*GIVEN RECORDS*
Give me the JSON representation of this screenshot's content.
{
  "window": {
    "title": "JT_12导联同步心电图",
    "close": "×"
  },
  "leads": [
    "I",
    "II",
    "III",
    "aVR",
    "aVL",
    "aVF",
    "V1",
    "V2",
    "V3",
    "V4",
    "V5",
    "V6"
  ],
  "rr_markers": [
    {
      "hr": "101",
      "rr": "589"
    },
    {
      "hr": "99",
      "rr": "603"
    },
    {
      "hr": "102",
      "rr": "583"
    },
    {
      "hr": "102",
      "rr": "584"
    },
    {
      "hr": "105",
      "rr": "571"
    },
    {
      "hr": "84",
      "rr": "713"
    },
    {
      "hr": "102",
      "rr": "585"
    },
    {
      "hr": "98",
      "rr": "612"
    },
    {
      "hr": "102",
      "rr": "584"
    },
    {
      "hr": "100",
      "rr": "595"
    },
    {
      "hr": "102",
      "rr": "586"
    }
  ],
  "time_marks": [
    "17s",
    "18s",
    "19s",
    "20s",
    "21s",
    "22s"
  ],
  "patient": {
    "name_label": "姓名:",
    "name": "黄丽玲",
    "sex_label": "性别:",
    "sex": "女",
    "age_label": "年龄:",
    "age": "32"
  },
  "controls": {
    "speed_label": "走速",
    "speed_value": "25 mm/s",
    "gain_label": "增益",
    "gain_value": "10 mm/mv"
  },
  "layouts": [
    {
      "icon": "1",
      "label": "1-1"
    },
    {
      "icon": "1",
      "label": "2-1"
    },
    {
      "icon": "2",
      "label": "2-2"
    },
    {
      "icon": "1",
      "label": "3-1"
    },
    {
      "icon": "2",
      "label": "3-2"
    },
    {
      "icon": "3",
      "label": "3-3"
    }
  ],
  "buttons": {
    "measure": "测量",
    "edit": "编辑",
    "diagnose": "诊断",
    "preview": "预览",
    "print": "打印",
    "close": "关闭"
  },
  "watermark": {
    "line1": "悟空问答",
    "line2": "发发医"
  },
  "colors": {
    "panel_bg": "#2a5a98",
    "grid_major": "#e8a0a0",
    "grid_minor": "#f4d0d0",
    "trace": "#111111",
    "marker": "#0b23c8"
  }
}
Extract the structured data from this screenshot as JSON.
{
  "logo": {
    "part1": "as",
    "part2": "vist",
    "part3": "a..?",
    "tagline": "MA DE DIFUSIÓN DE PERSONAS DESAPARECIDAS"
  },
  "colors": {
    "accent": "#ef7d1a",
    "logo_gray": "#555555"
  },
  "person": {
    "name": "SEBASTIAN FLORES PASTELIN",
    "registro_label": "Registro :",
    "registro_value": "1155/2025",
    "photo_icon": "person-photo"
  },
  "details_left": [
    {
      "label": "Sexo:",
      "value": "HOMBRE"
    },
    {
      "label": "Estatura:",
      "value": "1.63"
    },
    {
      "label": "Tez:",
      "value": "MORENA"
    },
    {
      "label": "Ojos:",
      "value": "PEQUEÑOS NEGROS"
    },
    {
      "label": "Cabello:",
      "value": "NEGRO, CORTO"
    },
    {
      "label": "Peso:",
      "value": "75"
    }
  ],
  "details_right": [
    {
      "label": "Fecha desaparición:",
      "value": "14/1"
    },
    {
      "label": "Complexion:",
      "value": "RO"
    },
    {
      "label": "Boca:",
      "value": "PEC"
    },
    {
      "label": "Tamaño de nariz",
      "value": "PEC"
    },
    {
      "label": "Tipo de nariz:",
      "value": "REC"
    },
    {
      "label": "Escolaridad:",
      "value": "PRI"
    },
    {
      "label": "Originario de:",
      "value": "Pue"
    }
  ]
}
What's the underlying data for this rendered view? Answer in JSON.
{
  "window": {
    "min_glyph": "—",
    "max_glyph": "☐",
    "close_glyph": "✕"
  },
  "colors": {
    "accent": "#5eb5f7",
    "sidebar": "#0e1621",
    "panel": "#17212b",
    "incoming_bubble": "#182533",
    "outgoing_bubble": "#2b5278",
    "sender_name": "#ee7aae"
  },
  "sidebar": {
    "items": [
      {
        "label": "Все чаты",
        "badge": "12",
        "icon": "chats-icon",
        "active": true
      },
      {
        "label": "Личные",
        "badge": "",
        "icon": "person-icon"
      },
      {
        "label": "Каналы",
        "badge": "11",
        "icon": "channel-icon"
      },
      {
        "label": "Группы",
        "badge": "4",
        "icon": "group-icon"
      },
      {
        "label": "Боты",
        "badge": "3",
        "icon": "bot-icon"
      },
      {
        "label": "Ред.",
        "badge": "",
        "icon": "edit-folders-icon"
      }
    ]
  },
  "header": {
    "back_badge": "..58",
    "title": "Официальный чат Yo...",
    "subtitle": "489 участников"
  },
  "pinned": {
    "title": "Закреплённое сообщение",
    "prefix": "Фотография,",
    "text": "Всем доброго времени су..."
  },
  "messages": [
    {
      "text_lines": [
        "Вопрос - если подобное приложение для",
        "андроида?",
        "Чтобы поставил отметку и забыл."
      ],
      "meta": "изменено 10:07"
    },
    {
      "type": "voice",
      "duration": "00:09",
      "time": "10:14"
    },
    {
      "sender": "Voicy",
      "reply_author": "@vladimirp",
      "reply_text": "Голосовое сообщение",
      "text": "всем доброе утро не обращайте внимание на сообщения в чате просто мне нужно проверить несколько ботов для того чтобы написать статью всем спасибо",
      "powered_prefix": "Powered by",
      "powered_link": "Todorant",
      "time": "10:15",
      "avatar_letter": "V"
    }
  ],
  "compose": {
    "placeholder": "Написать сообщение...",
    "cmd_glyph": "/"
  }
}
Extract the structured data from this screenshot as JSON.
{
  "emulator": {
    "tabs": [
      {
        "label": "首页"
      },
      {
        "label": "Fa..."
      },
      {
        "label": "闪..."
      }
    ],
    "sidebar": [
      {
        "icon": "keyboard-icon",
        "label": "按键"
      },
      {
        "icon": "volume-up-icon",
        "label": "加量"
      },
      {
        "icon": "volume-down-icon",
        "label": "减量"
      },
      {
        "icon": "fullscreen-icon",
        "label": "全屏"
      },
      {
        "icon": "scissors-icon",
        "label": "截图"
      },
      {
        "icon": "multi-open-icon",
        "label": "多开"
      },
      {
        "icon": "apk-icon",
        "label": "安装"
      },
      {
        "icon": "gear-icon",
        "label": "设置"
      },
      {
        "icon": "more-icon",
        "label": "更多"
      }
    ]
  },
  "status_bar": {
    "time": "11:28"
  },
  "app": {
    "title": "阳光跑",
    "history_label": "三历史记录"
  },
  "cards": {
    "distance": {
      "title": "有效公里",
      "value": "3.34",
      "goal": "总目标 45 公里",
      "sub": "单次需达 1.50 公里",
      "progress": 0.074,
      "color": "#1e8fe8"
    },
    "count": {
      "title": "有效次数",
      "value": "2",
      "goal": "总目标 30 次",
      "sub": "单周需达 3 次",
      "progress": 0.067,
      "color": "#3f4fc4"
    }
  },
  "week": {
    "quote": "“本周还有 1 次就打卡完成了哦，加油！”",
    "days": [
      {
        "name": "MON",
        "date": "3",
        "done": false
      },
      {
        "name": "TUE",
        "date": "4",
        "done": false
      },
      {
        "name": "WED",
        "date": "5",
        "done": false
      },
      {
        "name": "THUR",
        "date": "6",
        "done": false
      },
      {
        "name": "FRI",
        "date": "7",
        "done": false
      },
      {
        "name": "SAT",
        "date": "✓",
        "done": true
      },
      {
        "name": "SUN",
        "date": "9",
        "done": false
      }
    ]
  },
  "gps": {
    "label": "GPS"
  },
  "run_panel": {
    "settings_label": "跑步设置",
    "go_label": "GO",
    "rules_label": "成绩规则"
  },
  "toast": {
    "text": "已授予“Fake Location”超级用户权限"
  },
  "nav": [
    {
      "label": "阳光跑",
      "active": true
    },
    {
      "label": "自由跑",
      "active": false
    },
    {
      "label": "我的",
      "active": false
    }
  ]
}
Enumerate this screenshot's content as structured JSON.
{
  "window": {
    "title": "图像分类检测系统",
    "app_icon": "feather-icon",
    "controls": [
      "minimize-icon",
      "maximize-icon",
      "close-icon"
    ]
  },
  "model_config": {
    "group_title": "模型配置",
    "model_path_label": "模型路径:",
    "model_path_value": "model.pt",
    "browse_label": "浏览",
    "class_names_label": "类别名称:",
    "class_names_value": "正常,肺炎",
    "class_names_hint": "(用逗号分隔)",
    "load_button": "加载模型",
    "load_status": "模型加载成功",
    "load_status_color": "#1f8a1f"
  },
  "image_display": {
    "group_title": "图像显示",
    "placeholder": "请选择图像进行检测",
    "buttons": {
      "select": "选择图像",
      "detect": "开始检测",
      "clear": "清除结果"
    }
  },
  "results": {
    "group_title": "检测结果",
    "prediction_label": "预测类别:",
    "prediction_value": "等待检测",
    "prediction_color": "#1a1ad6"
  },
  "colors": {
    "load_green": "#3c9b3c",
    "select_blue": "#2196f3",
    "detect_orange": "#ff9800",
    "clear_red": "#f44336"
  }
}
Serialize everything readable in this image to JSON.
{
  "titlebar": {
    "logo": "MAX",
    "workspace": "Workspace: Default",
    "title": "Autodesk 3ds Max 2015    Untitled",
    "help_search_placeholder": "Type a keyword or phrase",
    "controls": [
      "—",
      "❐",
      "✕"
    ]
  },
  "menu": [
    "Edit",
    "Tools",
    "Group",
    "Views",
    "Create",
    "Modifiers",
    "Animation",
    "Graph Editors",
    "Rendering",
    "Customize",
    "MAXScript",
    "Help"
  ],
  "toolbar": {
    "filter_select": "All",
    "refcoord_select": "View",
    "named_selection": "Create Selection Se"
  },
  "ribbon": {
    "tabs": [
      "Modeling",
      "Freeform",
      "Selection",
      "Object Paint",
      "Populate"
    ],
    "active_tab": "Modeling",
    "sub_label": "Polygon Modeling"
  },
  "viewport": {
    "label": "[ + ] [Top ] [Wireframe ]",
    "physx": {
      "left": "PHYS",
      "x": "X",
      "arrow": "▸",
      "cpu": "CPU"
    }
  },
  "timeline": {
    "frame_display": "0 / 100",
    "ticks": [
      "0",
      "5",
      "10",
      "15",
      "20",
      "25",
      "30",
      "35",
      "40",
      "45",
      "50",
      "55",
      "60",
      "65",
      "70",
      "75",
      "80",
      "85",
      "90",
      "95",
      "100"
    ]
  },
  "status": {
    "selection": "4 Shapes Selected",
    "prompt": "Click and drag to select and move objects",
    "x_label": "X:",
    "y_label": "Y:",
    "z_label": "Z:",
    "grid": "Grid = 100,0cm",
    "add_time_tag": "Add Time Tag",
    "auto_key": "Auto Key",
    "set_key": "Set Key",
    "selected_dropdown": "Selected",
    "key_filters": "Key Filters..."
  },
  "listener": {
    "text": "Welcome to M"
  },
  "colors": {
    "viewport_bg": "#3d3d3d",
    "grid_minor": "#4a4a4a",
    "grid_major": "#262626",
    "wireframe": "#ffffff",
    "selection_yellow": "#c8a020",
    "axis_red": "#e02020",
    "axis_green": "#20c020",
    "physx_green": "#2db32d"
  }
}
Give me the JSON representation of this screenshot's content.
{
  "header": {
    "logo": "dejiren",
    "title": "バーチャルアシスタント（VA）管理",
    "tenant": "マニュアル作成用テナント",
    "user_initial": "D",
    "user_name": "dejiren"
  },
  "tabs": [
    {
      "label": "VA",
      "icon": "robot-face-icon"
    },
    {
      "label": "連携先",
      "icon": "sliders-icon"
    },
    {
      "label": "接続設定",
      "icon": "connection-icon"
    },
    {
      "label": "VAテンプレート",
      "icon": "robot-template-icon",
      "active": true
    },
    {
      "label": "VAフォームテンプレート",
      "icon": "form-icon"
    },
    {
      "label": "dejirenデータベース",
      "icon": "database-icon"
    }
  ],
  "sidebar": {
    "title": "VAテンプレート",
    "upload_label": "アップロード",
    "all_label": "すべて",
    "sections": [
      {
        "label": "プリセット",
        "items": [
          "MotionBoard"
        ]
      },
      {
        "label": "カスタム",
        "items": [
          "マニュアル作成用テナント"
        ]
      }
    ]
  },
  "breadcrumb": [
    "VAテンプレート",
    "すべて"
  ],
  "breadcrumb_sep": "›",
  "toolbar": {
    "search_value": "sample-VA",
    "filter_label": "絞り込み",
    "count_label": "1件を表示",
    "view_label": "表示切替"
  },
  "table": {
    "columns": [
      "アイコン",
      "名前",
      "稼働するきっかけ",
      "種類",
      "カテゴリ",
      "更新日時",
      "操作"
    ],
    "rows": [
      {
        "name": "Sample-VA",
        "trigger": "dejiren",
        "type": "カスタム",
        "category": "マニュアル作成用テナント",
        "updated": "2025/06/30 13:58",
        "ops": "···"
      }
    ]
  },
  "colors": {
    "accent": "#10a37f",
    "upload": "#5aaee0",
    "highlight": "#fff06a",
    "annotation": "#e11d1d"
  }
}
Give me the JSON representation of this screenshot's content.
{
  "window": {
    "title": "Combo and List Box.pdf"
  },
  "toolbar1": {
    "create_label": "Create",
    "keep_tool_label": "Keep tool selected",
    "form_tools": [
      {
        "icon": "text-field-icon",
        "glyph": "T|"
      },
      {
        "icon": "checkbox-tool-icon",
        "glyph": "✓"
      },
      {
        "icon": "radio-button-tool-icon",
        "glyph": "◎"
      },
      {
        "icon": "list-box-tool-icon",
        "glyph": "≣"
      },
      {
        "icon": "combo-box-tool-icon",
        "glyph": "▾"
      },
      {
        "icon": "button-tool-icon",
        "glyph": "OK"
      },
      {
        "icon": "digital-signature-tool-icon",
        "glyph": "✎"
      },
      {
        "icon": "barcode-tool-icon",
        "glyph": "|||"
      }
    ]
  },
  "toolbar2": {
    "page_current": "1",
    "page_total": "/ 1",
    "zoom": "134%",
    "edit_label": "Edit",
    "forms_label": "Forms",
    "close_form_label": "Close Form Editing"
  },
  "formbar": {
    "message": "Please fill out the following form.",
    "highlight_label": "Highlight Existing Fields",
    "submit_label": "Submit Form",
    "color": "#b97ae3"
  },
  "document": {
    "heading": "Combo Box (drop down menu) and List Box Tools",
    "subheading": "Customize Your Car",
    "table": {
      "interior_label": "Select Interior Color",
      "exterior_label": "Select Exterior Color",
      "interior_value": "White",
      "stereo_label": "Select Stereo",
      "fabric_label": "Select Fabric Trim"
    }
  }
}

*WHAT TO DO*
Copy each line above containing the string "nariz".

*WORKED ANSWER*
      "label": "Tamaño de nariz",
      "label": "Tipo de nariz:",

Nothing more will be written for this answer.